**Your instructions:** Make an exact copy of all the entries, with the pictures left out.

**Entries from a visual dataset:**
..........

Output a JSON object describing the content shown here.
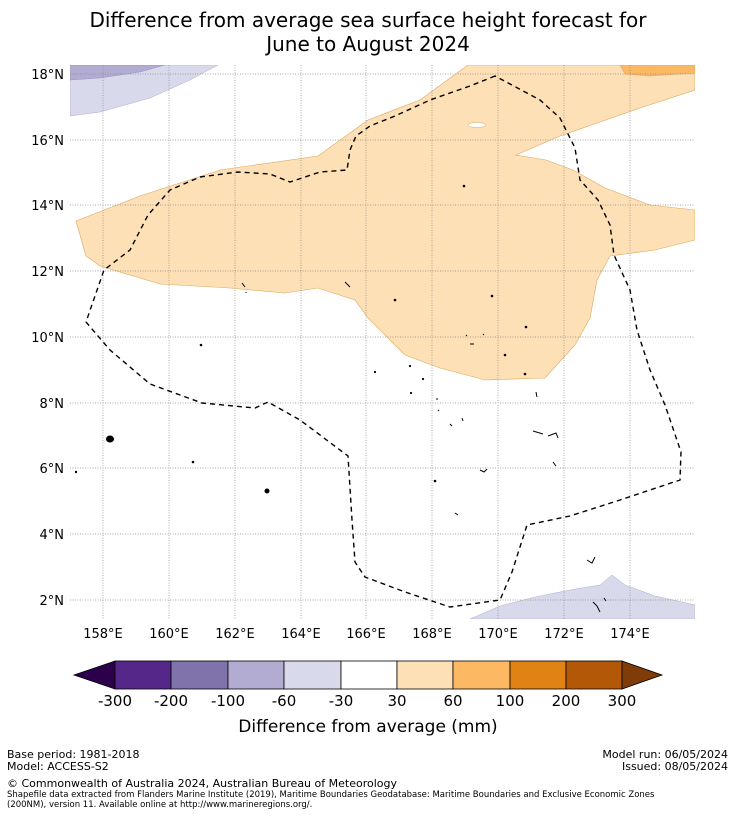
{
  "title_line1": "Difference from average sea surface height forecast for",
  "title_line2": "June to August 2024",
  "map": {
    "lat_labels": [
      "18°N",
      "16°N",
      "14°N",
      "12°N",
      "10°N",
      "8°N",
      "6°N",
      "4°N",
      "2°N"
    ],
    "lon_labels": [
      "158°E",
      "160°E",
      "162°E",
      "164°E",
      "166°E",
      "168°E",
      "170°E",
      "172°E",
      "174°E"
    ],
    "lat_range": [
      1.5,
      18.3
    ],
    "lon_range": [
      157.0,
      176.0
    ],
    "colors": {
      "dark_purple": "#542788",
      "mid_purple": "#8073ac",
      "light_purple": "#b2abd2",
      "pale_purple": "#d8daeb",
      "pale_orange": "#fee0b6",
      "light_orange": "#fdb863"
    }
  },
  "colorbar": {
    "ticks": [
      "-300",
      "-200",
      "-100",
      "-60",
      "-30",
      "30",
      "60",
      "100",
      "200",
      "300"
    ],
    "colors": [
      "#2d004b",
      "#542788",
      "#8073ac",
      "#b2abd2",
      "#d8daeb",
      "#ffffff",
      "#fee0b6",
      "#fdb863",
      "#e08214",
      "#b35806",
      "#7f3b08"
    ],
    "label": "Difference from average (mm)"
  },
  "footer": {
    "base_period": "Base period: 1981-2018",
    "model": "Model: ACCESS-S2",
    "model_run": "Model run: 06/05/2024",
    "issued": "Issued: 08/05/2024",
    "copyright": "© Commonwealth of Australia 2024, Australian Bureau of Meteorology",
    "shapefile_line1": "Shapefile data extracted from Flanders Marine Institute (2019), Maritime Boundaries Geodatabase: Maritime Boundaries and Exclusive Economic Zones",
    "shapefile_line2": "(200NM), version 11. Available online at http://www.marineregions.org/."
  }
}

..........

**The completed task:**
Output a JSON object describing the content shown here.
{
  "title_line1": "Difference from average sea surface height forecast for",
  "title_line2": "June to August 2024",
  "map": {
    "lat_labels": [
      "18°N",
      "16°N",
      "14°N",
      "12°N",
      "10°N",
      "8°N",
      "6°N",
      "4°N",
      "2°N"
    ],
    "lon_labels": [
      "158°E",
      "160°E",
      "162°E",
      "164°E",
      "166°E",
      "168°E",
      "170°E",
      "172°E",
      "174°E"
    ],
    "lat_range": [
      1.5,
      18.3
    ],
    "lon_range": [
      157.0,
      176.0
    ],
    "colors": {
      "dark_purple": "#542788",
      "mid_purple": "#8073ac",
      "light_purple": "#b2abd2",
      "pale_purple": "#d8daeb",
      "pale_orange": "#fee0b6",
      "light_orange": "#fdb863"
    }
  },
  "colorbar": {
    "ticks": [
      "-300",
      "-200",
      "-100",
      "-60",
      "-30",
      "30",
      "60",
      "100",
      "200",
      "300"
    ],
    "colors": [
      "#2d004b",
      "#542788",
      "#8073ac",
      "#b2abd2",
      "#d8daeb",
      "#ffffff",
      "#fee0b6",
      "#fdb863",
      "#e08214",
      "#b35806",
      "#7f3b08"
    ],
    "label": "Difference from average (mm)"
  },
  "footer": {
    "base_period": "Base period: 1981-2018",
    "model": "Model: ACCESS-S2",
    "model_run": "Model run: 06/05/2024",
    "issued": "Issued: 08/05/2024",
    "copyright": "© Commonwealth of Australia 2024, Australian Bureau of Meteorology",
    "shapefile_line1": "Shapefile data extracted from Flanders Marine Institute (2019), Maritime Boundaries Geodatabase: Maritime Boundaries and Exclusive Economic Zones",
    "shapefile_line2": "(200NM), version 11. Available online at http://www.marineregions.org/."
  }
}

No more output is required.